** start **

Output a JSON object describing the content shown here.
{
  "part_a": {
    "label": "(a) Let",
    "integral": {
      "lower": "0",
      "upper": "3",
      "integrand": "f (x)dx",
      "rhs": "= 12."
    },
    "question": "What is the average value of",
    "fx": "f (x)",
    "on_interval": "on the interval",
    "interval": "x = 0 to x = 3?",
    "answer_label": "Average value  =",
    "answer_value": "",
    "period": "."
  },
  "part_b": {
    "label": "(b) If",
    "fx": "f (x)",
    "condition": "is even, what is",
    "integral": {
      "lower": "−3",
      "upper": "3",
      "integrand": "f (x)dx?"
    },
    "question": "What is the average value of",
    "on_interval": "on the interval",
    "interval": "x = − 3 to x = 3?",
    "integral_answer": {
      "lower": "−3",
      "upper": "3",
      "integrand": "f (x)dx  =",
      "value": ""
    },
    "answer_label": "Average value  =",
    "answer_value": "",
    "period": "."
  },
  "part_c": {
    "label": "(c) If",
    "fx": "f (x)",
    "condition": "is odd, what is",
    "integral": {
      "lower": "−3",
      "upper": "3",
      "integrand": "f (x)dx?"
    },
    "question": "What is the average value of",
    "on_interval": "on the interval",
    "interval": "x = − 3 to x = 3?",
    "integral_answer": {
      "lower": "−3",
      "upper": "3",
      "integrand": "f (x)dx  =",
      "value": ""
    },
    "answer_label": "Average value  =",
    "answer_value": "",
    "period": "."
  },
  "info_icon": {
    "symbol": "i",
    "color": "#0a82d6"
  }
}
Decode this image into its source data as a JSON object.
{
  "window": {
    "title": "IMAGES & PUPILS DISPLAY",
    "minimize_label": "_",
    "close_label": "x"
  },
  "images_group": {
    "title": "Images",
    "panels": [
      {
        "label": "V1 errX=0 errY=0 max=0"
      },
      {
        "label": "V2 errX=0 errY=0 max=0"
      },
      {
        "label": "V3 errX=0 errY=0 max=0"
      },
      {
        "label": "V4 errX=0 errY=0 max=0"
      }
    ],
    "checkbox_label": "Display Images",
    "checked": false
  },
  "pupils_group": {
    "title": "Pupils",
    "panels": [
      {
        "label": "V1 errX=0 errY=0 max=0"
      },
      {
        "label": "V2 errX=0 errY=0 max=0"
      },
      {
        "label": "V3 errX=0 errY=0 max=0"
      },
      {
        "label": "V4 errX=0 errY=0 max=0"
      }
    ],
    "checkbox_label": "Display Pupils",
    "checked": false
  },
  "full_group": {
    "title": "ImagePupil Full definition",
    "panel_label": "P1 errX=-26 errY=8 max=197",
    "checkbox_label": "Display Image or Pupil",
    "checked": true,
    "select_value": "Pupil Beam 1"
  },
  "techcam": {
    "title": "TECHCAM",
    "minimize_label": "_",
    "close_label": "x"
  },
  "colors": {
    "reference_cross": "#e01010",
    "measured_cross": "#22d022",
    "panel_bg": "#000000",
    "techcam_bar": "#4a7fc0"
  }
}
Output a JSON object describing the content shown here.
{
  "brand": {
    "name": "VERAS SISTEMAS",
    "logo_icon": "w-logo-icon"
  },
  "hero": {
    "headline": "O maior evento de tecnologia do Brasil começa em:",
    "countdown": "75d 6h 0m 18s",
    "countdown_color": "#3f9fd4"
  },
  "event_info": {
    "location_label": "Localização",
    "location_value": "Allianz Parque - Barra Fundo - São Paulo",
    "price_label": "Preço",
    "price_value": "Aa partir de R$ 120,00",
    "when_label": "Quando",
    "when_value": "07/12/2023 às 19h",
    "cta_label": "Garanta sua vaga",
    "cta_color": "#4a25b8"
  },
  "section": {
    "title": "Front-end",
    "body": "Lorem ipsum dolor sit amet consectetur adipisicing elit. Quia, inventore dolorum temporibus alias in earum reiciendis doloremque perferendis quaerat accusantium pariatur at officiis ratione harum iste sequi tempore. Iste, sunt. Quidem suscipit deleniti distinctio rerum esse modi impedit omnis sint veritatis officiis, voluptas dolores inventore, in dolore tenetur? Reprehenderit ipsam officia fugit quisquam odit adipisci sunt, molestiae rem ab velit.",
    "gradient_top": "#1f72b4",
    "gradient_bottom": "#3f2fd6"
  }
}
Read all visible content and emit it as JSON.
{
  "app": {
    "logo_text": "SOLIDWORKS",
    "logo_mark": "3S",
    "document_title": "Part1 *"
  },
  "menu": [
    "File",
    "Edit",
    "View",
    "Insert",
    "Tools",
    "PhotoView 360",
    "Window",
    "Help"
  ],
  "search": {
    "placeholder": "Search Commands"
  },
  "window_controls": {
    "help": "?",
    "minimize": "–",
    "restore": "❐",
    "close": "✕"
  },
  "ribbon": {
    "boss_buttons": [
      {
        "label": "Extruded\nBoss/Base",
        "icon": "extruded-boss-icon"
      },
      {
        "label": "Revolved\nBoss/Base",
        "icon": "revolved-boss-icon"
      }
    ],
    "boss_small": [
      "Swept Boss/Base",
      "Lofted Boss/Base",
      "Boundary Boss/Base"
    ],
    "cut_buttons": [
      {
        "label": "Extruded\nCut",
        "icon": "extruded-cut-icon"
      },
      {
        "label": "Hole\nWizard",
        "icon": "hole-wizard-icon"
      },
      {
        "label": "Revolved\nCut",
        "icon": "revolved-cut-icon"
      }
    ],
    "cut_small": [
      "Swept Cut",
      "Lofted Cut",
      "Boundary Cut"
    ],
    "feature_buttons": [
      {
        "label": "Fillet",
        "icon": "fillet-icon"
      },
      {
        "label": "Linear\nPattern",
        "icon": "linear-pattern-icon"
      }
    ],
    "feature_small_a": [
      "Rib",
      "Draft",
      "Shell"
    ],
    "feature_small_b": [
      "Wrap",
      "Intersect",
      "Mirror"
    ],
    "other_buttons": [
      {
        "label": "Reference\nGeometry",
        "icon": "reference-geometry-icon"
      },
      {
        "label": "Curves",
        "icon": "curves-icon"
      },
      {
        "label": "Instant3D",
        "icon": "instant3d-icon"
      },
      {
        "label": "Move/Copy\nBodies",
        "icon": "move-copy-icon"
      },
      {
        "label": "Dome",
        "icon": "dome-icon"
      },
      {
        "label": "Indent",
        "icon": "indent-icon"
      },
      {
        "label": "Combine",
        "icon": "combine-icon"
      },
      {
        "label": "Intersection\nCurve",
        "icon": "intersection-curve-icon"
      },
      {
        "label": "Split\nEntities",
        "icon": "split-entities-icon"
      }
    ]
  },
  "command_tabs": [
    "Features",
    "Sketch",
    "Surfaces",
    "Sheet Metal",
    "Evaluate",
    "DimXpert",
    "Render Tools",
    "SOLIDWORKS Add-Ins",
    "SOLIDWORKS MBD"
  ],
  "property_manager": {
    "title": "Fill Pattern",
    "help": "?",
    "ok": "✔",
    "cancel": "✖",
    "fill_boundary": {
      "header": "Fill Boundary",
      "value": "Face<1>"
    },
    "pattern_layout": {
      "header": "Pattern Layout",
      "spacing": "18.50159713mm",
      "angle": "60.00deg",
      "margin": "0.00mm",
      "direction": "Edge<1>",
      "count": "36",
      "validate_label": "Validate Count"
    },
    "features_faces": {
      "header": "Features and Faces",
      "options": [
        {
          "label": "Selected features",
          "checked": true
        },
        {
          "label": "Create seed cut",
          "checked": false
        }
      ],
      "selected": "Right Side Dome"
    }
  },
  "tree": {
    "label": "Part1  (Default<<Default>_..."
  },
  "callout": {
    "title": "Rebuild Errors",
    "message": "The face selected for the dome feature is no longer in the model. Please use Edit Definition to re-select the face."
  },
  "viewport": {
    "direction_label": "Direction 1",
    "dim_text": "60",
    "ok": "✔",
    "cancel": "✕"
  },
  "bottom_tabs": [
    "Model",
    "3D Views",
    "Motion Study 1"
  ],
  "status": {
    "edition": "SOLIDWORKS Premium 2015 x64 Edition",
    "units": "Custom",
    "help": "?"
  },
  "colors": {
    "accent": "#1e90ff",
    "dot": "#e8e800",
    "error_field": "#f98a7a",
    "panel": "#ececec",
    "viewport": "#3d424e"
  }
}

** end **

What is required: Scan the material above. Copy each line that holds the word "JSON".

Result of this task:
Output a JSON object describing the content shown here.
Decode this image into its source data as a JSON object.
Output a JSON object describing the content shown here.
Read all visible content and emit it as JSON.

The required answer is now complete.